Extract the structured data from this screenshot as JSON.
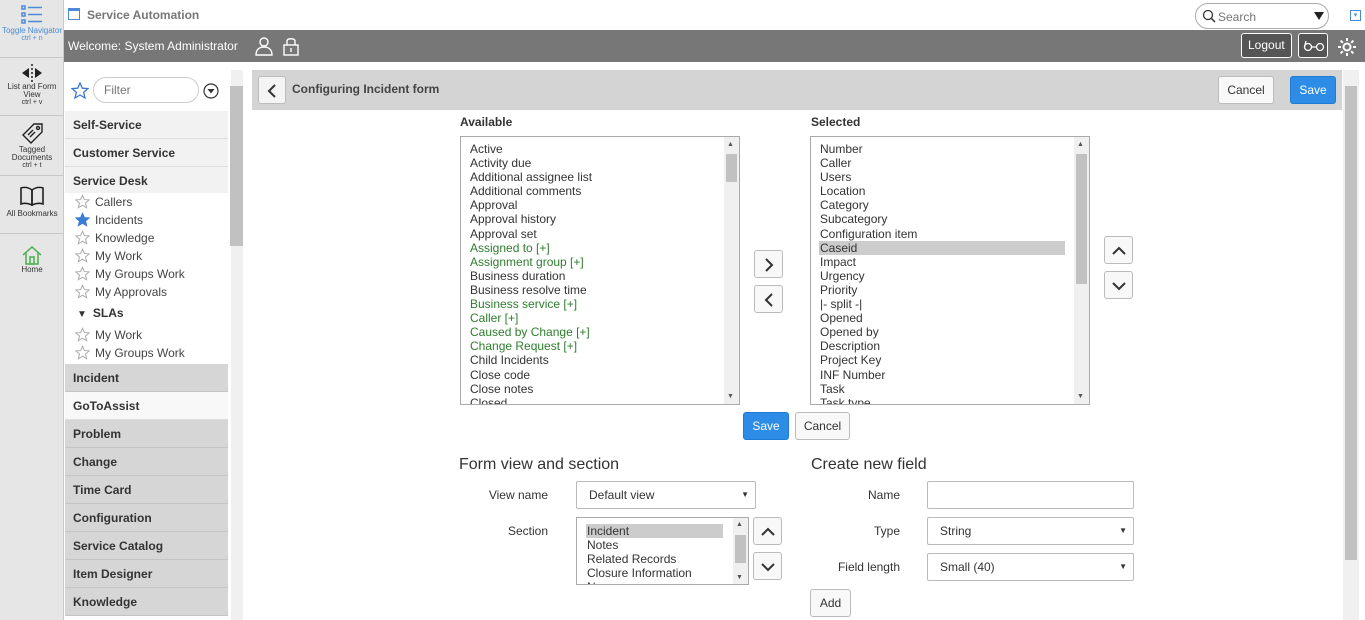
{
  "leftbar": {
    "toggle": {
      "label": "Toggle Navigator",
      "shortcut": "ctrl + n",
      "icon": "list-icon"
    },
    "listform": {
      "label": "List and Form View",
      "shortcut": "ctrl + v",
      "icon": "split-arrows-icon"
    },
    "tagged": {
      "label": "Tagged Documents",
      "shortcut": "ctrl + t",
      "icon": "tag-icon"
    },
    "bookmarks": {
      "label": "All Bookmarks",
      "icon": "book-icon"
    },
    "home": {
      "label": "Home",
      "icon": "home-icon"
    }
  },
  "header": {
    "title": "Service Automation",
    "search_placeholder": "Search",
    "welcome": "Welcome:  System Administrator",
    "logout": "Logout"
  },
  "navigator": {
    "filter_placeholder": "Filter",
    "sections": {
      "self_service": "Self-Service",
      "customer_service": "Customer Service",
      "service_desk": "Service Desk",
      "incident": "Incident",
      "gotoassist": "GoToAssist",
      "problem": "Problem",
      "change": "Change",
      "time_card": "Time Card",
      "configuration": "Configuration",
      "service_catalog": "Service Catalog",
      "item_designer": "Item Designer",
      "knowledge": "Knowledge"
    },
    "service_desk_items": [
      "Callers",
      "Incidents",
      "Knowledge",
      "My Work",
      "My Groups Work",
      "My Approvals"
    ],
    "slas_label": "SLAs",
    "sla_items": [
      "My Work",
      "My Groups Work"
    ]
  },
  "form": {
    "title": "Configuring Incident form",
    "cancel": "Cancel",
    "save": "Save",
    "available_label": "Available",
    "selected_label": "Selected",
    "available": [
      "Active",
      "Activity due",
      "Additional assignee list",
      "Additional comments",
      "Approval",
      "Approval history",
      "Approval set",
      "Assigned to [+]",
      "Assignment group [+]",
      "Business duration",
      "Business resolve time",
      "Business service [+]",
      "Caller [+]",
      "Caused by Change [+]",
      "Change Request [+]",
      "Child Incidents",
      "Close code",
      "Close notes",
      "Closed"
    ],
    "available_refs": [
      7,
      8,
      11,
      12,
      13,
      14
    ],
    "selected": [
      "Number",
      "Caller",
      "Users",
      "Location",
      "Category",
      "Subcategory",
      "Configuration item",
      "Caseid",
      "Impact",
      "Urgency",
      "Priority",
      "|- split -|",
      "Opened",
      "Opened by",
      "Description",
      "Project Key",
      "INF Number",
      "Task",
      "Task type"
    ],
    "selected_highlight": 7,
    "mid_save": "Save",
    "mid_cancel": "Cancel"
  },
  "form_view": {
    "title": "Form view and section",
    "view_name_label": "View name",
    "view_name_value": "Default view",
    "section_label": "Section",
    "sections": [
      "Incident",
      "Notes",
      "Related Records",
      "Closure Information",
      "New"
    ]
  },
  "new_field": {
    "title": "Create new field",
    "name_label": "Name",
    "name_value": "",
    "type_label": "Type",
    "type_value": "String",
    "length_label": "Field length",
    "length_value": "Small (40)",
    "add": "Add"
  }
}
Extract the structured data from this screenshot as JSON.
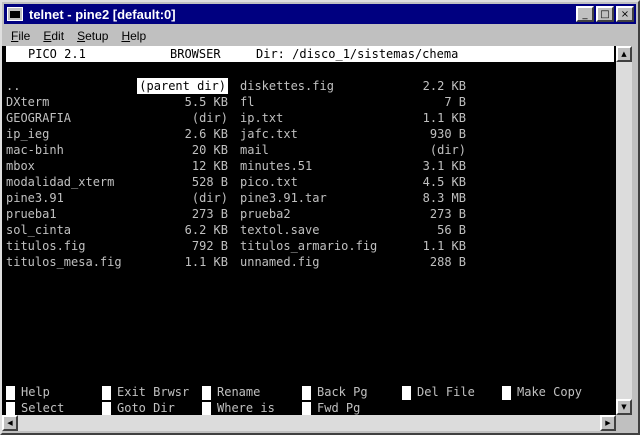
{
  "window": {
    "title": "telnet - pine2 [default:0]"
  },
  "window_buttons": {
    "minimize": "_",
    "maximize": "□",
    "close": "×"
  },
  "menu": [
    {
      "label": "File",
      "underline": "F",
      "rest": "ile"
    },
    {
      "label": "Edit",
      "underline": "E",
      "rest": "dit"
    },
    {
      "label": "Setup",
      "underline": "S",
      "rest": "etup"
    },
    {
      "label": "Help",
      "underline": "H",
      "rest": "elp"
    }
  ],
  "header": {
    "app": "PICO 2.1",
    "mode": "BROWSER",
    "dir": "Dir: /disco_1/sistemas/chema"
  },
  "left_files": [
    {
      "name": "..",
      "size": "(parent dir)"
    },
    {
      "name": "DXterm",
      "size": "5.5 KB"
    },
    {
      "name": "GEOGRAFIA",
      "size": "(dir)"
    },
    {
      "name": "ip_ieg",
      "size": "2.6 KB"
    },
    {
      "name": "mac-binh",
      "size": "20 KB"
    },
    {
      "name": "mbox",
      "size": "12 KB"
    },
    {
      "name": "modalidad_xterm",
      "size": "528 B"
    },
    {
      "name": "pine3.91",
      "size": "(dir)"
    },
    {
      "name": "prueba1",
      "size": "273 B"
    },
    {
      "name": "sol_cinta",
      "size": "6.2 KB"
    },
    {
      "name": "titulos.fig",
      "size": "792 B"
    },
    {
      "name": "titulos_mesa.fig",
      "size": "1.1 KB"
    }
  ],
  "right_files": [
    {
      "name": "diskettes.fig",
      "size": "2.2 KB"
    },
    {
      "name": "fl",
      "size": "7 B"
    },
    {
      "name": "ip.txt",
      "size": "1.1 KB"
    },
    {
      "name": "jafc.txt",
      "size": "930 B"
    },
    {
      "name": "mail",
      "size": "(dir)"
    },
    {
      "name": "minutes.51",
      "size": "3.1 KB"
    },
    {
      "name": "pico.txt",
      "size": "4.5 KB"
    },
    {
      "name": "pine3.91.tar",
      "size": "8.3 MB"
    },
    {
      "name": "prueba2",
      "size": "273 B"
    },
    {
      "name": "textol.save",
      "size": "56 B"
    },
    {
      "name": "titulos_armario.fig",
      "size": "1.1 KB"
    },
    {
      "name": "unnamed.fig",
      "size": "288 B"
    }
  ],
  "help": {
    "row1": [
      "Help",
      "Exit Brwsr",
      "Rename",
      "Back Pg",
      "Del File",
      "Make Copy"
    ],
    "row2": [
      "Select",
      "Goto Dir",
      "Where is",
      "Fwd Pg",
      "",
      ""
    ]
  },
  "scroll_glyphs": {
    "up": "▲",
    "down": "▼",
    "left": "◀",
    "right": "▶"
  }
}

◆ ◆ ◆ ◆ ◆

■ TASK TO CARRY OUT
Reproduce the entries above exactly. Do not include the images.

■ THE REPLY
Extract the structured data from this screenshot as JSON.
{
  "leftbar": {
    "toggle": {
      "label": "Toggle Navigator",
      "shortcut": "ctrl + n",
      "icon": "list-icon"
    },
    "listform": {
      "label": "List and Form View",
      "shortcut": "ctrl + v",
      "icon": "split-arrows-icon"
    },
    "tagged": {
      "label": "Tagged Documents",
      "shortcut": "ctrl + t",
      "icon": "tag-icon"
    },
    "bookmarks": {
      "label": "All Bookmarks",
      "icon": "book-icon"
    },
    "home": {
      "label": "Home",
      "icon": "home-icon"
    }
  },
  "header": {
    "title": "Service Automation",
    "search_placeholder": "Search",
    "welcome": "Welcome:  System Administrator",
    "logout": "Logout"
  },
  "navigator": {
    "filter_placeholder": "Filter",
    "sections": {
      "self_service": "Self-Service",
      "customer_service": "Customer Service",
      "service_desk": "Service Desk",
      "incident": "Incident",
      "gotoassist": "GoToAssist",
      "problem": "Problem",
      "change": "Change",
      "time_card": "Time Card",
      "configuration": "Configuration",
      "service_catalog": "Service Catalog",
      "item_designer": "Item Designer",
      "knowledge": "Knowledge"
    },
    "service_desk_items": [
      "Callers",
      "Incidents",
      "Knowledge",
      "My Work",
      "My Groups Work",
      "My Approvals"
    ],
    "slas_label": "SLAs",
    "sla_items": [
      "My Work",
      "My Groups Work"
    ]
  },
  "form": {
    "title": "Configuring Incident form",
    "cancel": "Cancel",
    "save": "Save",
    "available_label": "Available",
    "selected_label": "Selected",
    "available": [
      "Active",
      "Activity due",
      "Additional assignee list",
      "Additional comments",
      "Approval",
      "Approval history",
      "Approval set",
      "Assigned to [+]",
      "Assignment group [+]",
      "Business duration",
      "Business resolve time",
      "Business service [+]",
      "Caller [+]",
      "Caused by Change [+]",
      "Change Request [+]",
      "Child Incidents",
      "Close code",
      "Close notes",
      "Closed"
    ],
    "available_refs": [
      7,
      8,
      11,
      12,
      13,
      14
    ],
    "selected": [
      "Number",
      "Caller",
      "Users",
      "Location",
      "Category",
      "Subcategory",
      "Configuration item",
      "Caseid",
      "Impact",
      "Urgency",
      "Priority",
      "|- split -|",
      "Opened",
      "Opened by",
      "Description",
      "Project Key",
      "INF Number",
      "Task",
      "Task type"
    ],
    "selected_highlight": 7,
    "mid_save": "Save",
    "mid_cancel": "Cancel"
  },
  "form_view": {
    "title": "Form view and section",
    "view_name_label": "View name",
    "view_name_value": "Default view",
    "section_label": "Section",
    "sections": [
      "Incident",
      "Notes",
      "Related Records",
      "Closure Information",
      "New"
    ]
  },
  "new_field": {
    "title": "Create new field",
    "name_label": "Name",
    "name_value": "",
    "type_label": "Type",
    "type_value": "String",
    "length_label": "Field length",
    "length_value": "Small (40)",
    "add": "Add"
  }
}
Extract the structured data from this screenshot as JSON.
{
  "window": {
    "title": "telnet - pine2 [default:0]"
  },
  "window_buttons": {
    "minimize": "_",
    "maximize": "□",
    "close": "×"
  },
  "menu": [
    {
      "label": "File",
      "underline": "F",
      "rest": "ile"
    },
    {
      "label": "Edit",
      "underline": "E",
      "rest": "dit"
    },
    {
      "label": "Setup",
      "underline": "S",
      "rest": "etup"
    },
    {
      "label": "Help",
      "underline": "H",
      "rest": "elp"
    }
  ],
  "header": {
    "app": "PICO 2.1",
    "mode": "BROWSER",
    "dir": "Dir: /disco_1/sistemas/chema"
  },
  "left_files": [
    {
      "name": "..",
      "size": "(parent dir)"
    },
    {
      "name": "DXterm",
      "size": "5.5 KB"
    },
    {
      "name": "GEOGRAFIA",
      "size": "(dir)"
    },
    {
      "name": "ip_ieg",
      "size": "2.6 KB"
    },
    {
      "name": "mac-binh",
      "size": "20 KB"
    },
    {
      "name": "mbox",
      "size": "12 KB"
    },
    {
      "name": "modalidad_xterm",
      "size": "528 B"
    },
    {
      "name": "pine3.91",
      "size": "(dir)"
    },
    {
      "name": "prueba1",
      "size": "273 B"
    },
    {
      "name": "sol_cinta",
      "size": "6.2 KB"
    },
    {
      "name": "titulos.fig",
      "size": "792 B"
    },
    {
      "name": "titulos_mesa.fig",
      "size": "1.1 KB"
    }
  ],
  "right_files": [
    {
      "name": "diskettes.fig",
      "size": "2.2 KB"
    },
    {
      "name": "fl",
      "size": "7 B"
    },
    {
      "name": "ip.txt",
      "size": "1.1 KB"
    },
    {
      "name": "jafc.txt",
      "size": "930 B"
    },
    {
      "name": "mail",
      "size": "(dir)"
    },
    {
      "name": "minutes.51",
      "size": "3.1 KB"
    },
    {
      "name": "pico.txt",
      "size": "4.5 KB"
    },
    {
      "name": "pine3.91.tar",
      "size": "8.3 MB"
    },
    {
      "name": "prueba2",
      "size": "273 B"
    },
    {
      "name": "textol.save",
      "size": "56 B"
    },
    {
      "name": "titulos_armario.fig",
      "size": "1.1 KB"
    },
    {
      "name": "unnamed.fig",
      "size": "288 B"
    }
  ],
  "help": {
    "row1": [
      "Help",
      "Exit Brwsr",
      "Rename",
      "Back Pg",
      "Del File",
      "Make Copy"
    ],
    "row2": [
      "Select",
      "Goto Dir",
      "Where is",
      "Fwd Pg",
      "",
      ""
    ]
  },
  "scroll_glyphs": {
    "up": "▲",
    "down": "▼",
    "left": "◀",
    "right": "▶"
  }
}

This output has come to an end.